→ 作業内容
ページ抜粋の「橋桁6は、橋脚1上に」で始まる段落を、主な事実を残して箇条書きに書き直してください。

::: ページ抜粋

図5は従来工法により既に1回以上橋脚をこう上した状態を示している。
橋桁6は、橋脚1上に配筋および型枠を組んでコンクリート打設によって施工されたシュー座2に固定された支承部3で支持されている。矢印Aで示したところは既にこう上された部分を示しており、こう上前は、支承部3下部の突起4は橋脚1に直接ボルトで固定されていたものであるが、こう上によりコンクリート打設して造られたシュー座2にボルトで固定され、支承部の上部5は橋桁6の底面の突起7と嵌合し、ボルト等で固定して橋桁端部を支えている。シュー座2は、橋脚1が何らかの理由で沈下したために、図6に示すような従来工法でこう上したものである。
【0003】
図6は橋脚こう上の従来工法を説明する図である。なお、図5と同一参照数字は同一内容を示している。

::::::
::: 提示資料

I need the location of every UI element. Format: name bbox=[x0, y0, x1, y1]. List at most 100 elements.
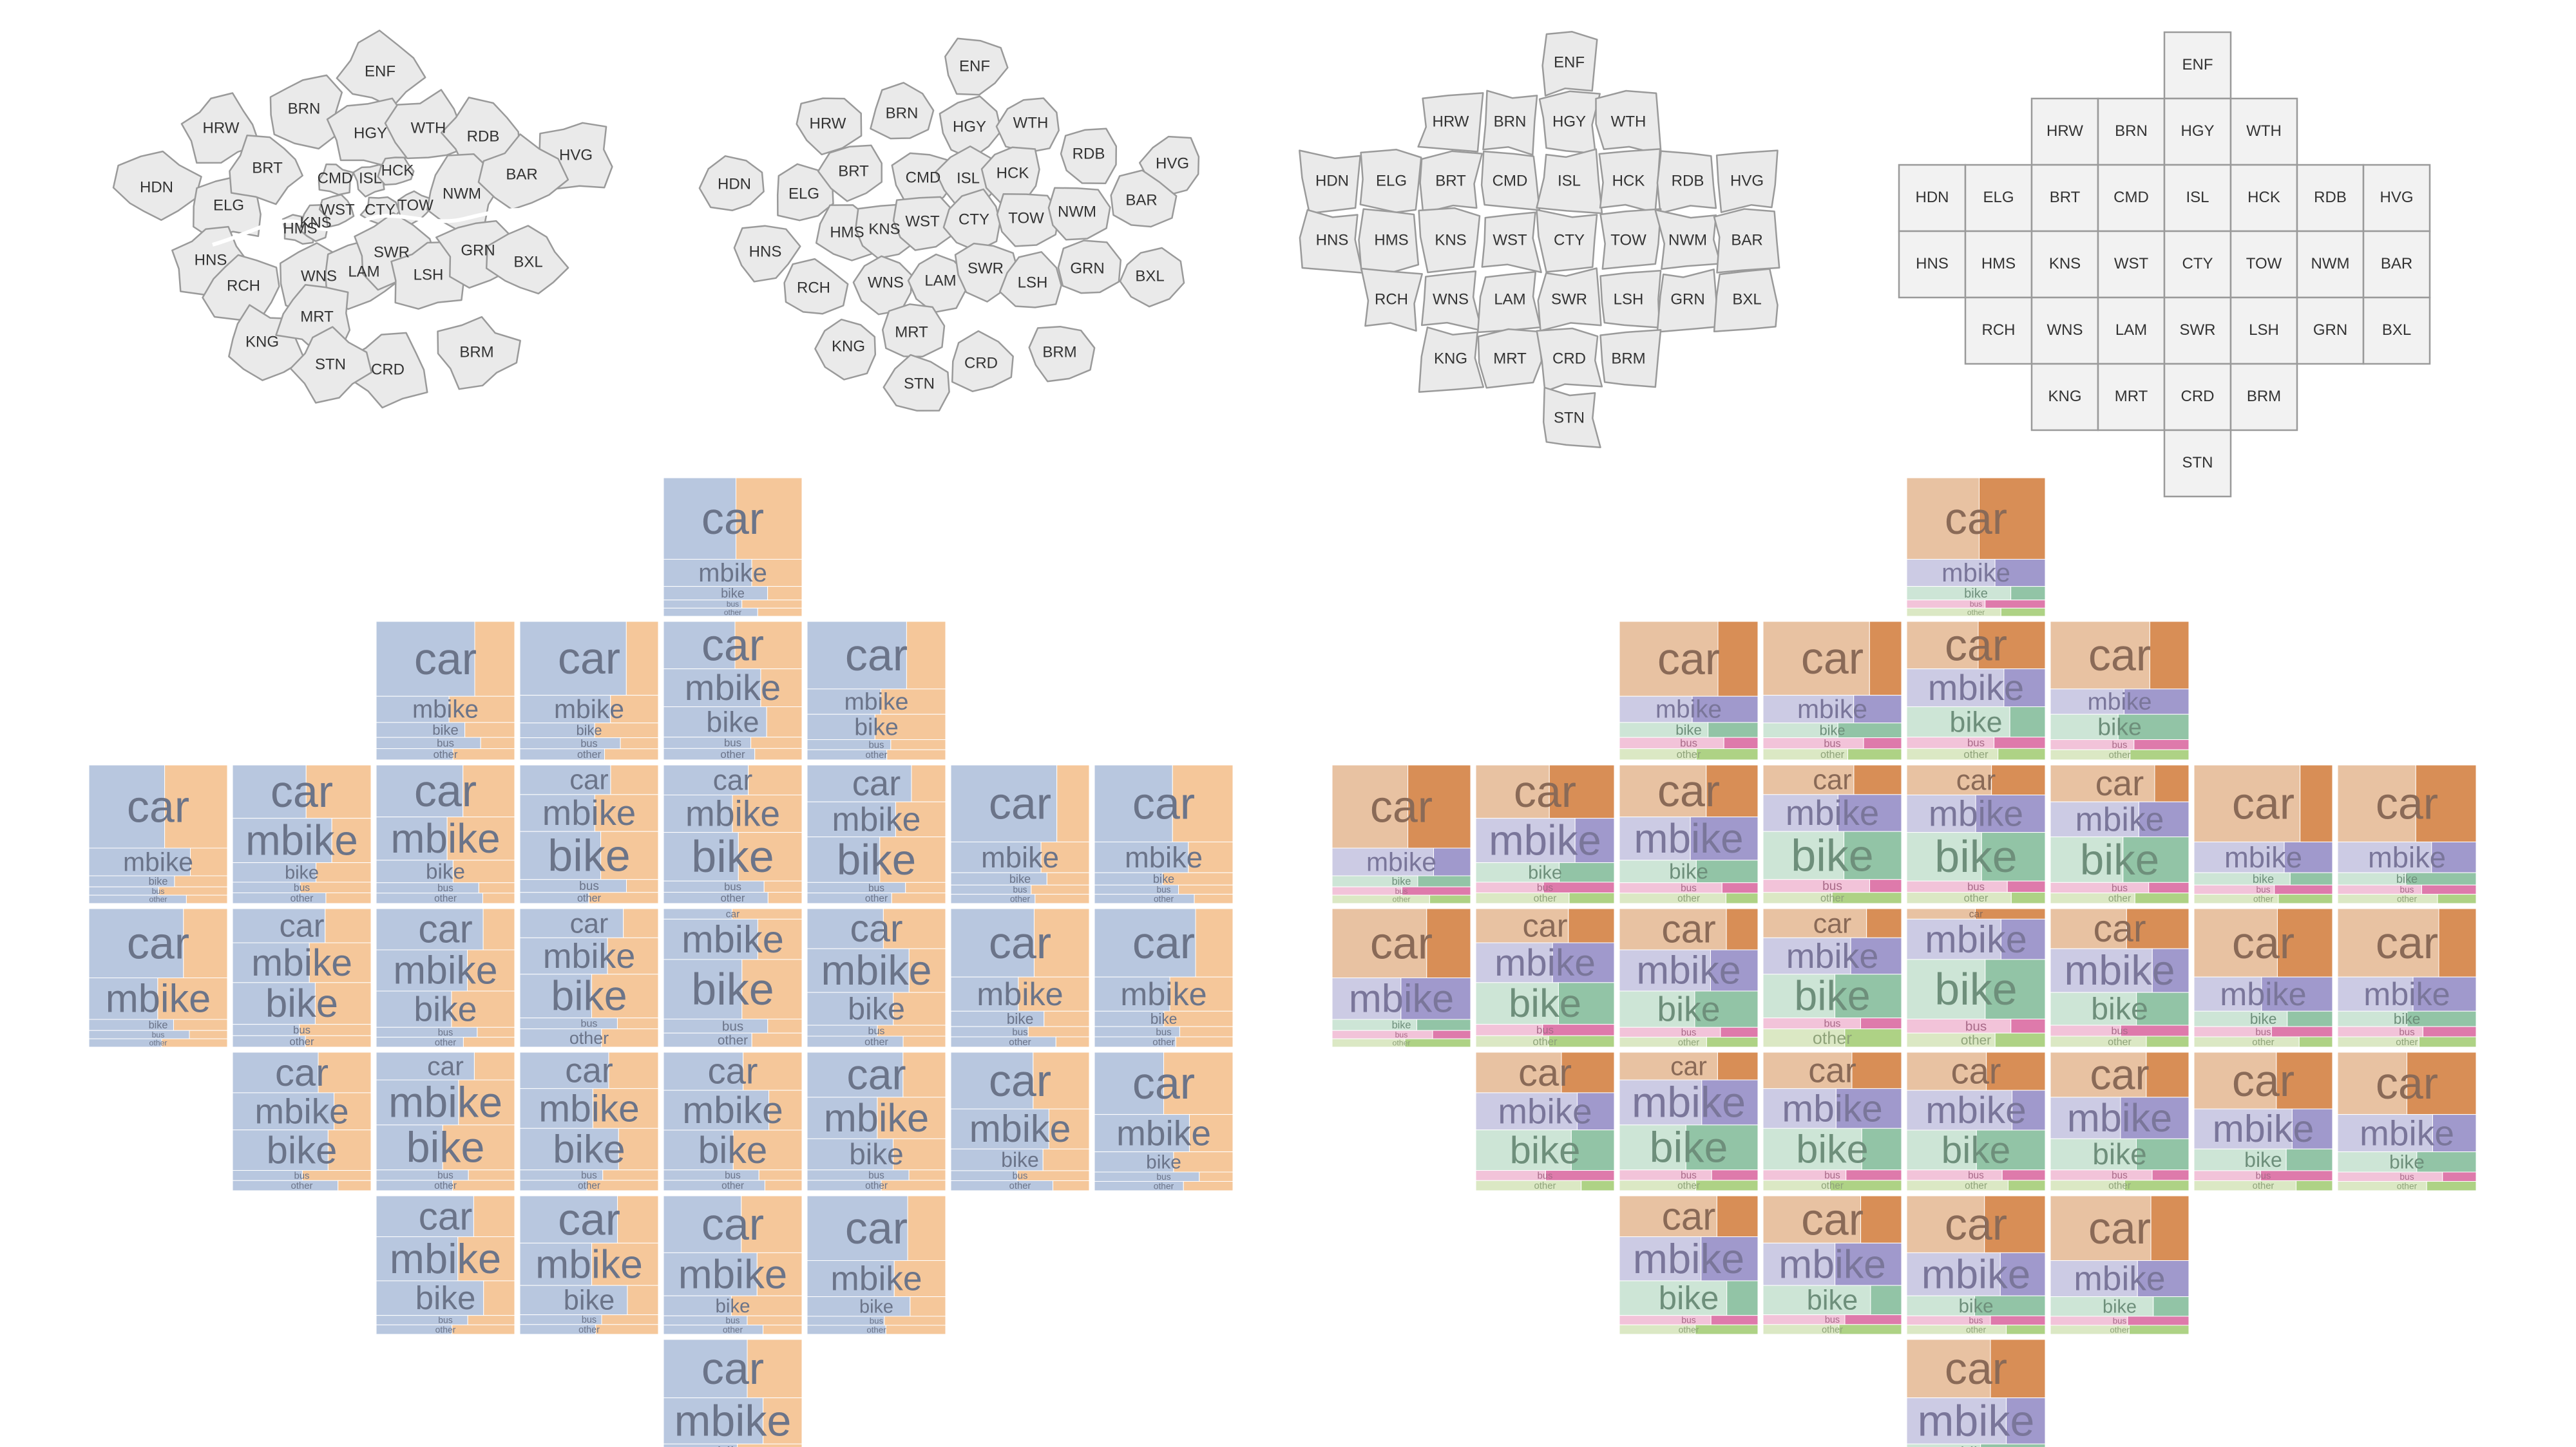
tile-band-bike bbox=[1906, 1130, 1977, 1171]
geo-label-brt: BRT bbox=[252, 159, 283, 176]
approx-cell-brn bbox=[1482, 90, 1538, 156]
simplified-label-hdn: HDN bbox=[718, 175, 751, 193]
tile-label-bus: bus bbox=[1012, 1026, 1027, 1037]
tile-band-bus bbox=[376, 737, 481, 750]
tile-label-car: car bbox=[570, 908, 609, 939]
geo-label-swr: SWR bbox=[374, 243, 410, 261]
tile-band-accent-car bbox=[1407, 764, 1471, 849]
tile-label-car: car bbox=[2095, 764, 2144, 803]
tile-band-accent-car bbox=[623, 908, 659, 938]
tile-band-accent-bus bbox=[763, 880, 803, 893]
tile-band-mbike bbox=[1906, 918, 2001, 960]
tile-band-accent-mbike bbox=[1040, 841, 1090, 873]
tile-label-mbike: mbike bbox=[1782, 1088, 1883, 1130]
simplified-label-brt: BRT bbox=[838, 162, 869, 180]
tile-label-other: other bbox=[1961, 1033, 1991, 1048]
tile-band-other bbox=[519, 1180, 587, 1191]
tile-band-accent-bus bbox=[1846, 1169, 1902, 1181]
grid-cell-nwm bbox=[2296, 230, 2365, 299]
simplified-label-hvg: HVG bbox=[1156, 155, 1189, 172]
tile-band-mbike bbox=[232, 942, 310, 983]
tile-band-bike bbox=[376, 1124, 443, 1171]
tile-band-car bbox=[2193, 908, 2278, 978]
tile-label-other: other bbox=[2108, 1180, 2131, 1191]
tile-band-bike bbox=[2050, 992, 2137, 1026]
tile-band-other bbox=[2193, 1180, 2297, 1191]
tile-band-accent-bike bbox=[2123, 837, 2190, 883]
tile-band-accent-bike bbox=[2289, 872, 2333, 885]
tile-band-accent-mbike bbox=[591, 1242, 659, 1286]
tile-band-bus bbox=[2337, 1171, 2443, 1182]
geo-label-tow: TOW bbox=[397, 196, 434, 214]
tile-label-car: car bbox=[2232, 1055, 2295, 1106]
tile-band-accent-bus bbox=[480, 737, 515, 750]
simplified-shape-crd bbox=[951, 330, 1014, 392]
tile-label-bike: bike bbox=[1009, 873, 1031, 885]
tile-band-bike bbox=[663, 1130, 734, 1171]
tile-band-accent-other bbox=[881, 1180, 946, 1191]
tile-label-bus: bus bbox=[868, 883, 884, 894]
tile-label-other: other bbox=[434, 893, 457, 904]
tile-band-bike bbox=[663, 706, 767, 738]
tile-band-accent-other bbox=[2296, 1180, 2333, 1191]
approximate-grid-map-panel: ENF HRW BRN HGY WTH HDN ELG BRT CMD ISL HCK RDB HVG H… bbox=[1299, 30, 1780, 448]
approx-cell-brt bbox=[1419, 150, 1483, 214]
tile-band-accent-car bbox=[1978, 477, 2046, 560]
tile-band-accent-bike bbox=[732, 1130, 803, 1171]
tile-band-bike bbox=[806, 714, 875, 741]
tile-band-accent-other bbox=[1847, 748, 1902, 761]
tile-band-accent-bike bbox=[2287, 1010, 2333, 1027]
tile-band-bike bbox=[519, 974, 593, 1019]
tile-label-mbike: mbike bbox=[254, 1091, 348, 1131]
tile-label-bike: bike bbox=[859, 1297, 893, 1318]
tile-band-accent-car bbox=[608, 1052, 659, 1089]
approx-label-wns: WNS bbox=[1433, 290, 1469, 308]
tile-band-accent-car bbox=[325, 908, 372, 943]
tile-band-accent-bus bbox=[884, 1316, 946, 1326]
tile-label-car: car bbox=[1370, 781, 1433, 831]
tile-band-bike bbox=[2193, 1148, 2287, 1171]
tile-band-bus bbox=[232, 882, 301, 893]
tile-label-car: car bbox=[1522, 907, 1567, 944]
tile-label-car: car bbox=[707, 1051, 758, 1092]
grid-cell-hvg bbox=[2362, 164, 2431, 232]
tile-label-car: car bbox=[726, 909, 740, 920]
tile-band-accent-bus bbox=[1401, 886, 1471, 896]
simplified-label-kng: KNG bbox=[832, 337, 865, 355]
tile-band-mbike bbox=[2193, 976, 2262, 1012]
tile-band-accent-bike bbox=[1695, 860, 1759, 884]
tile-label-car: car bbox=[1813, 765, 1852, 796]
tile-band-car bbox=[806, 1195, 908, 1261]
tile-band-accent-car bbox=[482, 908, 515, 950]
tile-band-accent-car bbox=[741, 1195, 803, 1253]
grid-label-rdb: RDB bbox=[2314, 189, 2347, 206]
tile-band-accent-car bbox=[1163, 1052, 1234, 1115]
tile-label-bike: bike bbox=[837, 836, 916, 884]
simplified-label-rch: RCH bbox=[797, 279, 830, 296]
tile-band-accent-bike bbox=[1980, 1443, 2046, 1447]
tile-band-accent-car bbox=[1984, 1195, 2046, 1253]
tile-band-accent-mbike bbox=[2137, 1260, 2190, 1298]
geo-label-kns: KNS bbox=[300, 214, 331, 231]
tile-band-accent-mbike bbox=[592, 1088, 659, 1129]
tile-band-other bbox=[1762, 1028, 1846, 1048]
tile-band-accent-bike bbox=[2285, 1148, 2333, 1171]
tile-band-accent-mbike bbox=[1835, 1242, 1902, 1286]
approx-cell-cty bbox=[1536, 209, 1598, 273]
tile-band-accent-car bbox=[2126, 908, 2190, 949]
tile-label-car: car bbox=[1945, 493, 2007, 544]
tile-band-accent-bike bbox=[2009, 706, 2046, 738]
tile-label-car: car bbox=[1945, 1343, 2007, 1394]
tile-label-bus: bus bbox=[2256, 885, 2271, 894]
tile-label-car: car bbox=[701, 493, 764, 544]
tile-band-accent-car bbox=[1033, 1052, 1090, 1110]
grid-label-hck: HCK bbox=[2247, 189, 2280, 206]
grid-label-elg: ELG bbox=[1983, 189, 2014, 206]
tile-label-car: car bbox=[2232, 918, 2295, 968]
tile-label-car: car bbox=[1132, 779, 1195, 829]
tile-label-bike: bike bbox=[721, 587, 745, 601]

::::::

→ 解答全文
- 橋桁6は支承部3で支持されており、支承部3はシュー座2に固定されている。シュー座2は、橋脚1上に配筋と型枠を組み、コンクリートを打設して施工されたものである。
- 矢印Aは、すでにこう上された部分を示している。
- こう上前は、支承部3下部の突起4が橋脚1に直接ボルトで固定されていた。
- こう上後は、突起4がコンクリート打設で造られたシュー座2にボルトで固定されている。
- 支承部の上部5は橋桁6底面の突起7と嵌合し、ボルト等で固定されて橋桁端部を支えている。
- シュー座2は、橋脚1が何らかの理由で沈下したため、図6に示す従来工法でこう上したものである。